- [TO BE DONE]
Find each line containing the word "mass" and report how many there are. Add nothing else.

Excerpts from a figure dataset:
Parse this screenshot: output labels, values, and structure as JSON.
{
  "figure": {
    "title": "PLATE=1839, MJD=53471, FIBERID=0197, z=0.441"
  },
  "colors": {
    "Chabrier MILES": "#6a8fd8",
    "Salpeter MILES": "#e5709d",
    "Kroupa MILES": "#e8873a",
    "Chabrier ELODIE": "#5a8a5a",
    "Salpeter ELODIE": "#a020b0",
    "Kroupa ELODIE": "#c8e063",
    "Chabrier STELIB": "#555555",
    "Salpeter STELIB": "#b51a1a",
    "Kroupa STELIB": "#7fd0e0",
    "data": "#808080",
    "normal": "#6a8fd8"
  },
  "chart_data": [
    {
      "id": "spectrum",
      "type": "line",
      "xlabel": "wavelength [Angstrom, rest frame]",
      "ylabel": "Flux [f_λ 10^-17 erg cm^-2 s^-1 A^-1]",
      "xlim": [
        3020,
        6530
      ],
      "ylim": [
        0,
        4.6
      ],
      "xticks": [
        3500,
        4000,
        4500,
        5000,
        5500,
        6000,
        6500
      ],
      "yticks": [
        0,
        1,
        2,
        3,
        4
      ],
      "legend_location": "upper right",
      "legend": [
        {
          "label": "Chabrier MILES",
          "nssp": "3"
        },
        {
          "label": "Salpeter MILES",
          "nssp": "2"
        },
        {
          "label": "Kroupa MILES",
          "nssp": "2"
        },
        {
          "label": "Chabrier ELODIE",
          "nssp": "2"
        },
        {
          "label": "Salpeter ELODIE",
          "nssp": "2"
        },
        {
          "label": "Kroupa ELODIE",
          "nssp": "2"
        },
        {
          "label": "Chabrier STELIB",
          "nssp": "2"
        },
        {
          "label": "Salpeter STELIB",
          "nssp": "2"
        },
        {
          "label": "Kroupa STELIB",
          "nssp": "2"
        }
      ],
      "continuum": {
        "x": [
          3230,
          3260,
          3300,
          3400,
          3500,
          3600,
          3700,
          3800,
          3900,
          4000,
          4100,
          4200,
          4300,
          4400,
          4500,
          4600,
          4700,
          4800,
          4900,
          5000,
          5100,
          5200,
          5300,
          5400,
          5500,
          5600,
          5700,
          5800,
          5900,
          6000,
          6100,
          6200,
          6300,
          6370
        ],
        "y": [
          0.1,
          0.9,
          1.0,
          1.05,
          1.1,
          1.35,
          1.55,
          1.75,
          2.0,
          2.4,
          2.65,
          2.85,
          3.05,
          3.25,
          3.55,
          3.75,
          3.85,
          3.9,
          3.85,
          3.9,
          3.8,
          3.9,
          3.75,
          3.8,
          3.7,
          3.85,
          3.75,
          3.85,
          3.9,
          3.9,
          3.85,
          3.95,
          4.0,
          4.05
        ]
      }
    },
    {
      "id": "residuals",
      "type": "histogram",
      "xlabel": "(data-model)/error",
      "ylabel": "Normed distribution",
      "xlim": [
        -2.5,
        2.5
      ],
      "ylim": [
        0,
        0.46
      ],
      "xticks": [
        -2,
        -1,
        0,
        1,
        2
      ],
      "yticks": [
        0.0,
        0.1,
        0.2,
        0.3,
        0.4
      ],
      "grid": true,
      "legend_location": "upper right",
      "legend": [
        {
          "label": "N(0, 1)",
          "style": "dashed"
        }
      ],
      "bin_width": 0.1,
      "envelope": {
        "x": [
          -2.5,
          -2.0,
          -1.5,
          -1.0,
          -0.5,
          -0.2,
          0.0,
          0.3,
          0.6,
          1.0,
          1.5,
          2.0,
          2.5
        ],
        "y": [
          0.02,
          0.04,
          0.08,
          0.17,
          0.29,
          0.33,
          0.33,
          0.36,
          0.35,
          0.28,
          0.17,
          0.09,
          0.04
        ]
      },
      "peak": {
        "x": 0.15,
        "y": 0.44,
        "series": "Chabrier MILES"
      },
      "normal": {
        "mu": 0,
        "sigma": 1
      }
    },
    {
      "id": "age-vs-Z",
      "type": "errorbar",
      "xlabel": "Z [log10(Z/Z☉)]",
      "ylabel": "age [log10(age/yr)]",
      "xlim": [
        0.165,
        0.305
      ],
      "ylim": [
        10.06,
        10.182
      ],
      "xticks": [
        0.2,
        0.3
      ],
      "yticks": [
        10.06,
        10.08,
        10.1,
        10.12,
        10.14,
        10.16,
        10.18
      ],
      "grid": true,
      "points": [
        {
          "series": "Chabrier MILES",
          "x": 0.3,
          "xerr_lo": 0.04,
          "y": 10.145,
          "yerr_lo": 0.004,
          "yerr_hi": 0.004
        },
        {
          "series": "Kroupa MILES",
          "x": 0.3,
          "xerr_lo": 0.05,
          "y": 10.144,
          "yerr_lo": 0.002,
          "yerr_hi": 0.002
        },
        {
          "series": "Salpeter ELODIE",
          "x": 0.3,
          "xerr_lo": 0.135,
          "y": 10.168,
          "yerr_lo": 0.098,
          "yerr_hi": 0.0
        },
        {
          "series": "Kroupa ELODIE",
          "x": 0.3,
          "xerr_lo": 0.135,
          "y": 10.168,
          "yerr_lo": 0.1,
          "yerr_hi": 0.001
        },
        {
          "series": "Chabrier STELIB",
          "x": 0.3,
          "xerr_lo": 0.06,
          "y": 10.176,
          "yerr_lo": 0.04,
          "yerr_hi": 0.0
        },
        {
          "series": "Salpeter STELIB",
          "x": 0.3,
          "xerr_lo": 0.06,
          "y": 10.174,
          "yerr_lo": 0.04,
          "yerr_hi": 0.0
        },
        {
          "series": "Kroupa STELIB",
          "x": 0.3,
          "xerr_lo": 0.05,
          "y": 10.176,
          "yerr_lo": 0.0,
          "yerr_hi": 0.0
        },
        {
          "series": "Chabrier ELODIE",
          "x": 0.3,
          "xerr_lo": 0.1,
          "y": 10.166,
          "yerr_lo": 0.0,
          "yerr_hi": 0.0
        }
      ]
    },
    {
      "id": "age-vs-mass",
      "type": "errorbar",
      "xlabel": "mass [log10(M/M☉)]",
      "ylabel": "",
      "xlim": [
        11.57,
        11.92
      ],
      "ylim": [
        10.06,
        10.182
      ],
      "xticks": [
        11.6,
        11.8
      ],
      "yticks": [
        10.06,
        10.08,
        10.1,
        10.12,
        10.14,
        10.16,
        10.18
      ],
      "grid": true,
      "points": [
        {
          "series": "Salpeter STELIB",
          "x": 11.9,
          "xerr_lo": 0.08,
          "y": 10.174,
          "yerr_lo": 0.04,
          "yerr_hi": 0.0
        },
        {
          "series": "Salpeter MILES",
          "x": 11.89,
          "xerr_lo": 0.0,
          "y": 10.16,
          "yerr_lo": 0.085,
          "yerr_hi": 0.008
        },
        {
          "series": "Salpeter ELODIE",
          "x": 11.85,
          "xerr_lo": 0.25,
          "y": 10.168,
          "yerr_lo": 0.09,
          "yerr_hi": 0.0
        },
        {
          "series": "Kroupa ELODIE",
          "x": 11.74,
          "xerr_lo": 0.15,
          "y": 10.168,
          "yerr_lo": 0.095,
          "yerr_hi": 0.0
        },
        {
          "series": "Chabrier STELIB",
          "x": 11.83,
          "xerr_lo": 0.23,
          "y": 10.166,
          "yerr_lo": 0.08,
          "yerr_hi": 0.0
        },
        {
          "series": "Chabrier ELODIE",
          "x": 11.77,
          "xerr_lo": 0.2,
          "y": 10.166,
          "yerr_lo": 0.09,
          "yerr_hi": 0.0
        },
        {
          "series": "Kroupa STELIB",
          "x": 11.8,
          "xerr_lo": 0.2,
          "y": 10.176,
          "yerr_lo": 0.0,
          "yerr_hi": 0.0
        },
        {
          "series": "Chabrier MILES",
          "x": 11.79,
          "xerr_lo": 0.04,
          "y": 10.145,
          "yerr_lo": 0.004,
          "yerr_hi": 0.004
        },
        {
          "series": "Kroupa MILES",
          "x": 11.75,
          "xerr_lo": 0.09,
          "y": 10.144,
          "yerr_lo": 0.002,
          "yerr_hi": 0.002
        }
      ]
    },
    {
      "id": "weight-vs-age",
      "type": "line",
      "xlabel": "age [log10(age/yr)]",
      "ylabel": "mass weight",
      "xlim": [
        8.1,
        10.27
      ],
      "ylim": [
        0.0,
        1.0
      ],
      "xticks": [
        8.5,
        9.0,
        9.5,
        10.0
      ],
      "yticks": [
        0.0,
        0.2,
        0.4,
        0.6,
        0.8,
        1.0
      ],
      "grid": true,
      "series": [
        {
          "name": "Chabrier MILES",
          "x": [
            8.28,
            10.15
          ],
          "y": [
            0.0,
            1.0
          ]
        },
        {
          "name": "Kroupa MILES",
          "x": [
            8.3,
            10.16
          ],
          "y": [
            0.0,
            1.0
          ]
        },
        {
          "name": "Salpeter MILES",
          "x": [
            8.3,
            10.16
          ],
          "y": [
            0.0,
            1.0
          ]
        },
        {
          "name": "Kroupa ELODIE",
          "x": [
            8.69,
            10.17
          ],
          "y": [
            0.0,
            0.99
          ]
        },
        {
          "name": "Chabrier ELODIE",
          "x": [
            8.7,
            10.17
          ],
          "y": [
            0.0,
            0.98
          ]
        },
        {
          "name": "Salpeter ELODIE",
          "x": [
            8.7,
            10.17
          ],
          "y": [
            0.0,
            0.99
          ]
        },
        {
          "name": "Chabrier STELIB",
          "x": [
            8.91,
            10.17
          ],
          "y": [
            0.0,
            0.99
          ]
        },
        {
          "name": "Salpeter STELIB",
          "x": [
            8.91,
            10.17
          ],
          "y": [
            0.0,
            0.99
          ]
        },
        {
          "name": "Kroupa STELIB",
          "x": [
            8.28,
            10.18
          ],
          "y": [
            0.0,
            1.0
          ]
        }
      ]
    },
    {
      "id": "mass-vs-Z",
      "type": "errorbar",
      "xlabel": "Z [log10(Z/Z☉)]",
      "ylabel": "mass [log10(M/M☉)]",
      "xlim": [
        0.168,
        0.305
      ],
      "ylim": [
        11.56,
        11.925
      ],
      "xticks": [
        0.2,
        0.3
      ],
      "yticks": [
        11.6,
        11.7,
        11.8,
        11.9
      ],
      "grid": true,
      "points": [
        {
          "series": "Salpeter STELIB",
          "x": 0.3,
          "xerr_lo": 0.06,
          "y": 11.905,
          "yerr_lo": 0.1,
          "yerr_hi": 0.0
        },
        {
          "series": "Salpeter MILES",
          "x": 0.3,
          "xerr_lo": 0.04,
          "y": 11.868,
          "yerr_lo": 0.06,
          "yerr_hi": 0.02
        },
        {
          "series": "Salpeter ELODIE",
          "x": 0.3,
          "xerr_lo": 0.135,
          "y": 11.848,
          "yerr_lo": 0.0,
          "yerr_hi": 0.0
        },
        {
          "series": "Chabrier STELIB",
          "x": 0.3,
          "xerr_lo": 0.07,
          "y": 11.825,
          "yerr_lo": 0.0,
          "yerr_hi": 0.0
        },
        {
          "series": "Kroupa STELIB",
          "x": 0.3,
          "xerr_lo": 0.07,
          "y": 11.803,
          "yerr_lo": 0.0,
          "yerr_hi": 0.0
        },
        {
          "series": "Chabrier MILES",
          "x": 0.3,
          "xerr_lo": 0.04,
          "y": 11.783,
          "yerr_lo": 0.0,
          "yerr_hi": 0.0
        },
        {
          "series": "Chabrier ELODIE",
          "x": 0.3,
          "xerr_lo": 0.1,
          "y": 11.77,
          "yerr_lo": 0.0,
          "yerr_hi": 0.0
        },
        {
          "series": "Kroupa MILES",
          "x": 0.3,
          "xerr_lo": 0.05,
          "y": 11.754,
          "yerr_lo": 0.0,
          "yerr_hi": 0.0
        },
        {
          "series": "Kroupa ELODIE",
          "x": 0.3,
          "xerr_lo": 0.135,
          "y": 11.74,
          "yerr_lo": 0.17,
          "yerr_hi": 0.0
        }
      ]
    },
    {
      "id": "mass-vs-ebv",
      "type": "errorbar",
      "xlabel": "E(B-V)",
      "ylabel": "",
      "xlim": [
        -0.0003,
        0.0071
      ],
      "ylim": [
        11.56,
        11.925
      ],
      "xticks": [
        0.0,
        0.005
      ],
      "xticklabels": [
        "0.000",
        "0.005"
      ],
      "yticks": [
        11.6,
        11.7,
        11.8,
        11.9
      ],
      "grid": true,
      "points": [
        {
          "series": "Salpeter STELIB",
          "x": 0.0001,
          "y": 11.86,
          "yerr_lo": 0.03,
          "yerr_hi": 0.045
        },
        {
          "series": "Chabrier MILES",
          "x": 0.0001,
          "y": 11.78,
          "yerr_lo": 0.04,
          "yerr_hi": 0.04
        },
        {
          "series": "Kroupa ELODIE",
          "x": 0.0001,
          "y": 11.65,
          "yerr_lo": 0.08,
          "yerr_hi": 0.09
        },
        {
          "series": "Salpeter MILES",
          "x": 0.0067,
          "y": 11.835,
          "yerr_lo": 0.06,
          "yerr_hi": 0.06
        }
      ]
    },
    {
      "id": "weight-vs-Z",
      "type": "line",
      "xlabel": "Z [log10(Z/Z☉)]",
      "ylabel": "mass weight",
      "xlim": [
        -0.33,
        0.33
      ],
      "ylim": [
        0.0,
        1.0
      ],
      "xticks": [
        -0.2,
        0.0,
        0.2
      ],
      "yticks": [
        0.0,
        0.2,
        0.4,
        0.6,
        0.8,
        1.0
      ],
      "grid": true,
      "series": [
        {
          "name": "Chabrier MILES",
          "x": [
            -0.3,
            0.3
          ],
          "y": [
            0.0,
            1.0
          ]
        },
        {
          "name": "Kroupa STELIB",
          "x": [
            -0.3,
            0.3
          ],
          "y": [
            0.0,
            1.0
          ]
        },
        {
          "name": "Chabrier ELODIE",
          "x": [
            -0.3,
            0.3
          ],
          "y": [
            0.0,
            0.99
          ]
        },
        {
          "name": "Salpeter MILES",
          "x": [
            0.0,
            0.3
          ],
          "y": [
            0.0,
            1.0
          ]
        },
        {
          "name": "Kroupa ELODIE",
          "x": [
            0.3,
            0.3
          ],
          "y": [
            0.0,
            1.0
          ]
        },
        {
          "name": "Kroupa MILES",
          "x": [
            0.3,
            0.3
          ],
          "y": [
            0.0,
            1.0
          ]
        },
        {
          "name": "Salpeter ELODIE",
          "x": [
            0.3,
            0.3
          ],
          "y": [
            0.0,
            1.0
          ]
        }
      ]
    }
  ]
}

- [COMPLETE OUTPUT]
7